§ **DO THIS**: Reproduce precisely the lines of the material below from the line containing "OCR this image." up to and including its last line. Pictures must not be copied.

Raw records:
********

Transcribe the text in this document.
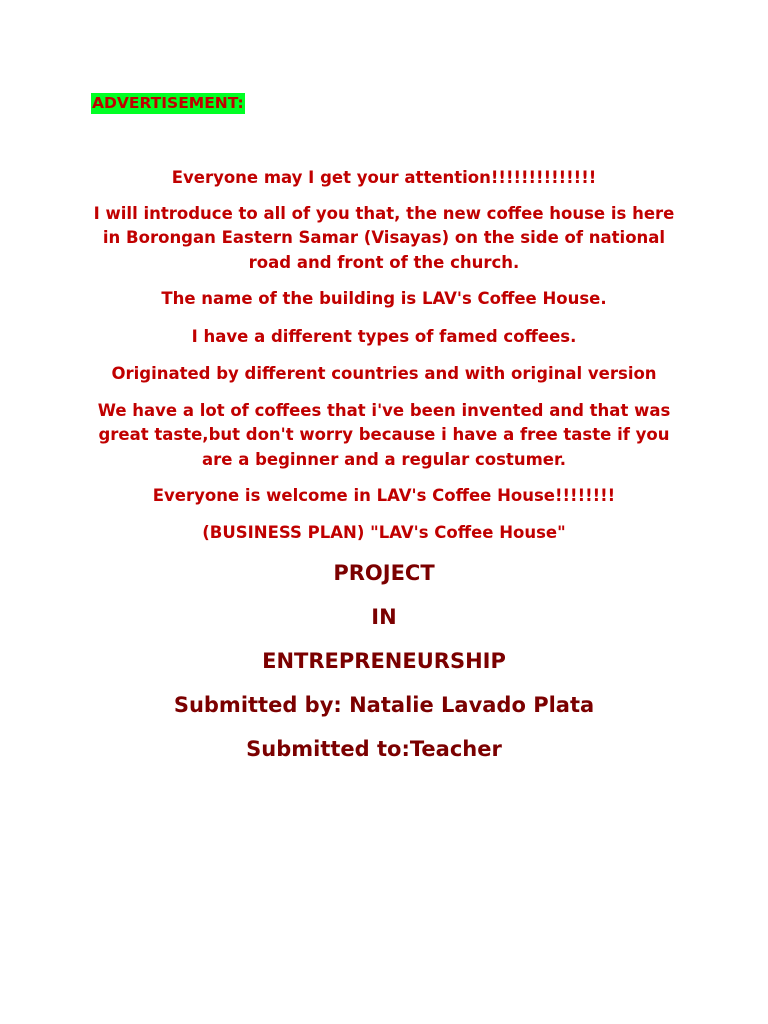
ADVERTISEMENT:
Everyone may I get your attention!!!!!!!!!!!!!!
I will introduce to all of you that, the new coffee house is here in Borongan Eastern Samar (Visayas) on the side of national road and front of the church.
The name of the building is LAV's Coffee House.
I have a different types of famed coffees.
Originated by different countries and with original version
We have a lot of coffees that i've been invented and that was great taste,but don't worry because i have a free taste if you are a beginner and a regular costumer.
Everyone is welcome in LAV's Coffee House!!!!!!!!
(BUSINESS PLAN) "LAV's Coffee House"
PROJECT
IN
ENTREPRENEURSHIP
Submitted by: Natalie Lavado Plata
Submitted to:Teacher
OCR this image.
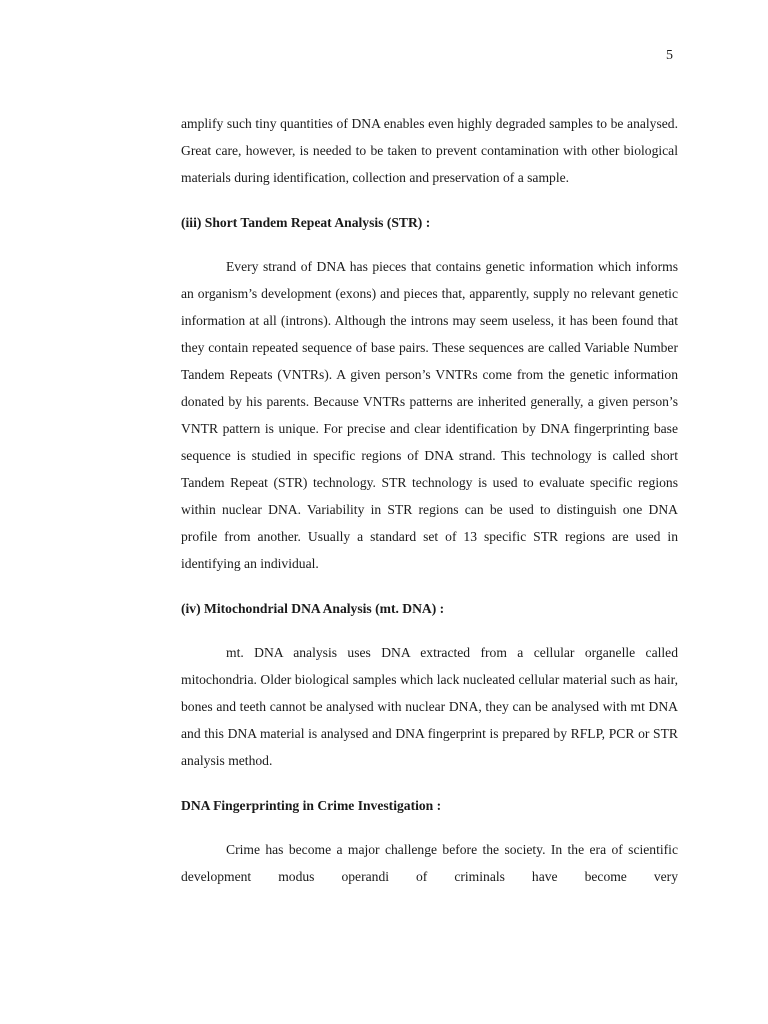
5

amplify such tiny quantities of DNA enables even highly degraded samples to be analysed. Great care, however, is needed to be taken to prevent contamination with other biological materials during identification, collection and preservation of a sample.

(iii) Short Tandem Repeat Analysis (STR) :

Every strand of DNA has pieces that contains genetic information which informs an organism’s development (exons) and pieces that, apparently, supply no relevant genetic information at all (introns). Although the introns may seem useless, it has been found that they contain repeated sequence of base pairs. These sequences are called Variable Number Tandem Repeats (VNTRs). A given person’s VNTRs come from the genetic information donated by his parents. Because VNTRs patterns are inherited generally, a given person’s VNTR pattern is unique. For precise and clear identification by DNA fingerprinting base sequence is studied in specific regions of DNA strand. This technology is called short Tandem Repeat (STR) technology. STR technology is used to evaluate specific regions within nuclear DNA. Variability in STR regions can be used to distinguish one DNA profile from another. Usually a standard set of 13 specific STR regions are used in identifying an individual.

(iv) Mitochondrial DNA Analysis (mt. DNA) :

mt. DNA analysis uses DNA extracted from a cellular organelle called mitochondria. Older biological samples which lack nucleated cellular material such as hair, bones and teeth cannot be analysed with nuclear DNA, they can be analysed with mt DNA and this DNA material is analysed and DNA fingerprint is prepared by RFLP, PCR or STR analysis method.

DNA Fingerprinting in Crime Investigation :

Crime has become a major challenge before the society. In the era of scientific development modus operandi of criminals have become very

********

§ **THE COMPLETED TASK**:
OCR this image.
5

amplify such tiny quantities of DNA enables even highly degraded samples to be analysed. Great care, however, is needed to be taken to prevent contamination with other biological materials during identification, collection and preservation of a sample.

(iii) Short Tandem Repeat Analysis (STR) :

Every strand of DNA has pieces that contains genetic information which informs an organism’s development (exons) and pieces that, apparently, supply no relevant genetic information at all (introns). Although the introns may seem useless, it has been found that they contain repeated sequence of base pairs. These sequences are called Variable Number Tandem Repeats (VNTRs). A given person’s VNTRs come from the genetic information donated by his parents. Because VNTRs patterns are inherited generally, a given person’s VNTR pattern is unique. For precise and clear identification by DNA fingerprinting base sequence is studied in specific regions of DNA strand. This technology is called short Tandem Repeat (STR) technology. STR technology is used to evaluate specific regions within nuclear DNA. Variability in STR regions can be used to distinguish one DNA profile from another. Usually a standard set of 13 specific STR regions are used in identifying an individual.

(iv) Mitochondrial DNA Analysis (mt. DNA) :

mt. DNA analysis uses DNA extracted from a cellular organelle called mitochondria. Older biological samples which lack nucleated cellular material such as hair, bones and teeth cannot be analysed with nuclear DNA, they can be analysed with mt DNA and this DNA material is analysed and DNA fingerprint is prepared by RFLP, PCR or STR analysis method.

DNA Fingerprinting in Crime Investigation :

Crime has become a major challenge before the society. In the era of scientific development modus operandi of criminals have become very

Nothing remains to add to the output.